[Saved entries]

:::::

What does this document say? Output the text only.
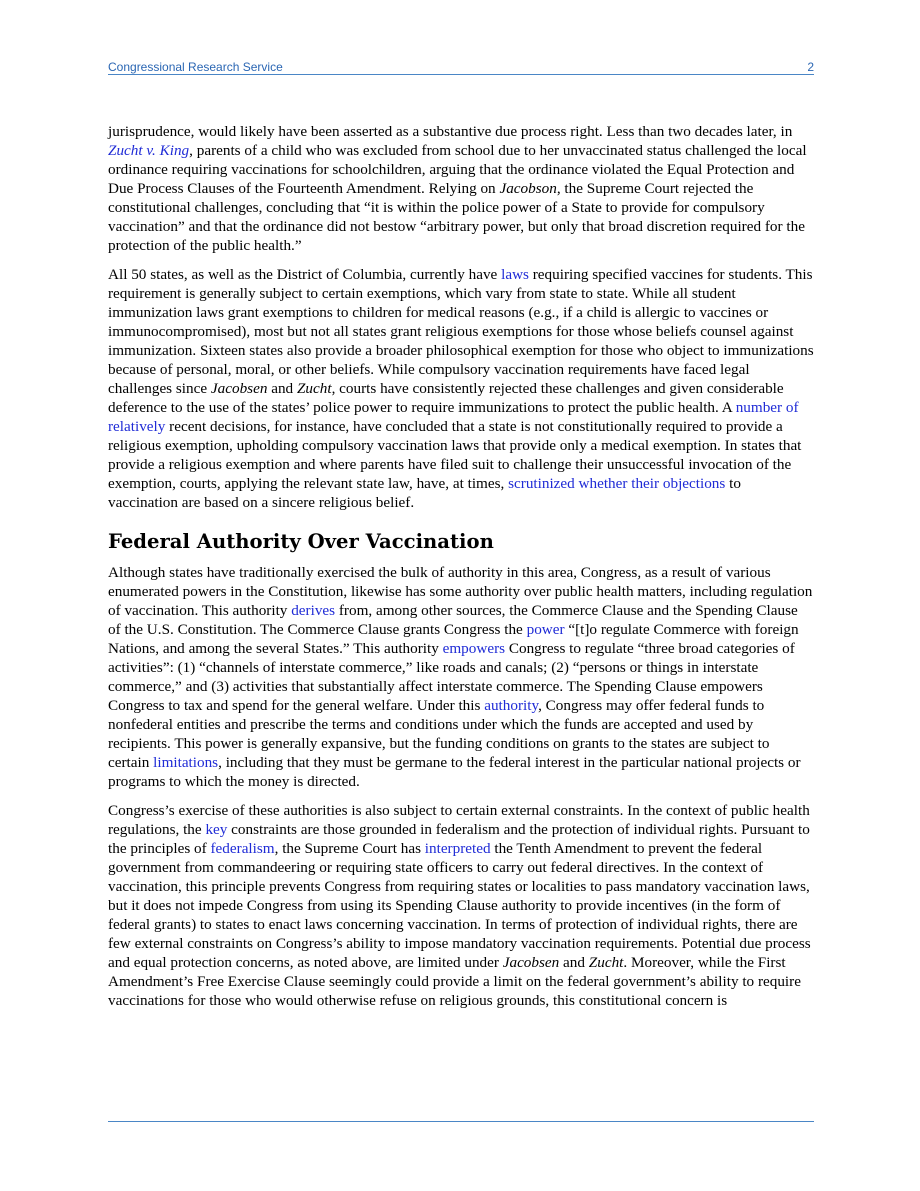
Congressional Research Service	2

jurisprudence, would likely have been asserted as a substantive due process right. Less than two decades later, in Zucht v. King, parents of a child who was excluded from school due to her unvaccinated status challenged the local ordinance requiring vaccinations for schoolchildren, arguing that the ordinance violated the Equal Protection and Due Process Clauses of the Fourteenth Amendment. Relying on Jacobson, the Supreme Court rejected the constitutional challenges, concluding that “it is within the police power of a State to provide for compulsory vaccination” and that the ordinance did not bestow “arbitrary power, but only that broad discretion required for the protection of the public health.”

All 50 states, as well as the District of Columbia, currently have laws requiring specified vaccines for students. This requirement is generally subject to certain exemptions, which vary from state to state. While all student immunization laws grant exemptions to children for medical reasons (e.g., if a child is allergic to vaccines or immunocompromised), most but not all states grant religious exemptions for those whose beliefs counsel against immunization. Sixteen states also provide a broader philosophical exemption for those who object to immunizations because of personal, moral, or other beliefs. While compulsory vaccination requirements have faced legal challenges since Jacobsen and Zucht, courts have consistently rejected these challenges and given considerable deference to the use of the states’ police power to require immunizations to protect the public health. A number of relatively recent decisions, for instance, have concluded that a state is not constitutionally required to provide a religious exemption, upholding compulsory vaccination laws that provide only a medical exemption. In states that provide a religious exemption and where parents have filed suit to challenge their unsuccessful invocation of the exemption, courts, applying the relevant state law, have, at times, scrutinized whether their objections to vaccination are based on a sincere religious belief.

Federal Authority Over Vaccination

Although states have traditionally exercised the bulk of authority in this area, Congress, as a result of various enumerated powers in the Constitution, likewise has some authority over public health matters, including regulation of vaccination. This authority derives from, among other sources, the Commerce Clause and the Spending Clause of the U.S. Constitution. The Commerce Clause grants Congress the power “[t]o regulate Commerce with foreign Nations, and among the several States.” This authority empowers Congress to regulate “three broad categories of activities”: (1) “channels of interstate commerce,” like roads and canals; (2) “persons or things in interstate commerce,” and (3) activities that substantially affect interstate commerce. The Spending Clause empowers Congress to tax and spend for the general welfare. Under this authority, Congress may offer federal funds to nonfederal entities and prescribe the terms and conditions under which the funds are accepted and used by recipients. This power is generally expansive, but the funding conditions on grants to the states are subject to certain limitations, including that they must be germane to the federal interest in the particular national projects or programs to which the money is directed.

Congress’s exercise of these authorities is also subject to certain external constraints. In the context of public health regulations, the key constraints are those grounded in federalism and the protection of individual rights. Pursuant to the principles of federalism, the Supreme Court has interpreted the Tenth Amendment to prevent the federal government from commandeering or requiring state officers to carry out federal directives. In the context of vaccination, this principle prevents Congress from requiring states or localities to pass mandatory vaccination laws, but it does not impede Congress from using its Spending Clause authority to provide incentives (in the form of federal grants) to states to enact laws concerning vaccination. In terms of protection of individual rights, there are few external constraints on Congress’s ability to impose mandatory vaccination requirements. Potential due process and equal protection concerns, as noted above, are limited under Jacobsen and Zucht. Moreover, while the First Amendment’s Free Exercise Clause seemingly could provide a limit on the federal government’s ability to require vaccinations for those who would otherwise refuse on religious grounds, this constitutional concern is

:::::

GIVEN TASK -> Repeat the material above in full and exactly, omitting the pictures.

FULL OUTPUT ->
What does this document say? Output the text only.
Congressional Research Service	2

jurisprudence, would likely have been asserted as a substantive due process right. Less than two decades later, in Zucht v. King, parents of a child who was excluded from school due to her unvaccinated status challenged the local ordinance requiring vaccinations for schoolchildren, arguing that the ordinance violated the Equal Protection and Due Process Clauses of the Fourteenth Amendment. Relying on Jacobson, the Supreme Court rejected the constitutional challenges, concluding that “it is within the police power of a State to provide for compulsory vaccination” and that the ordinance did not bestow “arbitrary power, but only that broad discretion required for the protection of the public health.”

All 50 states, as well as the District of Columbia, currently have laws requiring specified vaccines for students. This requirement is generally subject to certain exemptions, which vary from state to state. While all student immunization laws grant exemptions to children for medical reasons (e.g., if a child is allergic to vaccines or immunocompromised), most but not all states grant religious exemptions for those whose beliefs counsel against immunization. Sixteen states also provide a broader philosophical exemption for those who object to immunizations because of personal, moral, or other beliefs. While compulsory vaccination requirements have faced legal challenges since Jacobsen and Zucht, courts have consistently rejected these challenges and given considerable deference to the use of the states’ police power to require immunizations to protect the public health. A number of relatively recent decisions, for instance, have concluded that a state is not constitutionally required to provide a religious exemption, upholding compulsory vaccination laws that provide only a medical exemption. In states that provide a religious exemption and where parents have filed suit to challenge their unsuccessful invocation of the exemption, courts, applying the relevant state law, have, at times, scrutinized whether their objections to vaccination are based on a sincere religious belief.

Federal Authority Over Vaccination

Although states have traditionally exercised the bulk of authority in this area, Congress, as a result of various enumerated powers in the Constitution, likewise has some authority over public health matters, including regulation of vaccination. This authority derives from, among other sources, the Commerce Clause and the Spending Clause of the U.S. Constitution. The Commerce Clause grants Congress the power “[t]o regulate Commerce with foreign Nations, and among the several States.” This authority empowers Congress to regulate “three broad categories of activities”: (1) “channels of interstate commerce,” like roads and canals; (2) “persons or things in interstate commerce,” and (3) activities that substantially affect interstate commerce. The Spending Clause empowers Congress to tax and spend for the general welfare. Under this authority, Congress may offer federal funds to nonfederal entities and prescribe the terms and conditions under which the funds are accepted and used by recipients. This power is generally expansive, but the funding conditions on grants to the states are subject to certain limitations, including that they must be germane to the federal interest in the particular national projects or programs to which the money is directed.

Congress’s exercise of these authorities is also subject to certain external constraints. In the context of public health regulations, the key constraints are those grounded in federalism and the protection of individual rights. Pursuant to the principles of federalism, the Supreme Court has interpreted the Tenth Amendment to prevent the federal government from commandeering or requiring state officers to carry out federal directives. In the context of vaccination, this principle prevents Congress from requiring states or localities to pass mandatory vaccination laws, but it does not impede Congress from using its Spending Clause authority to provide incentives (in the form of federal grants) to states to enact laws concerning vaccination. In terms of protection of individual rights, there are few external constraints on Congress’s ability to impose mandatory vaccination requirements. Potential due process and equal protection concerns, as noted above, are limited under Jacobsen and Zucht. Moreover, while the First Amendment’s Free Exercise Clause seemingly could provide a limit on the federal government’s ability to require vaccinations for those who would otherwise refuse on religious grounds, this constitutional concern is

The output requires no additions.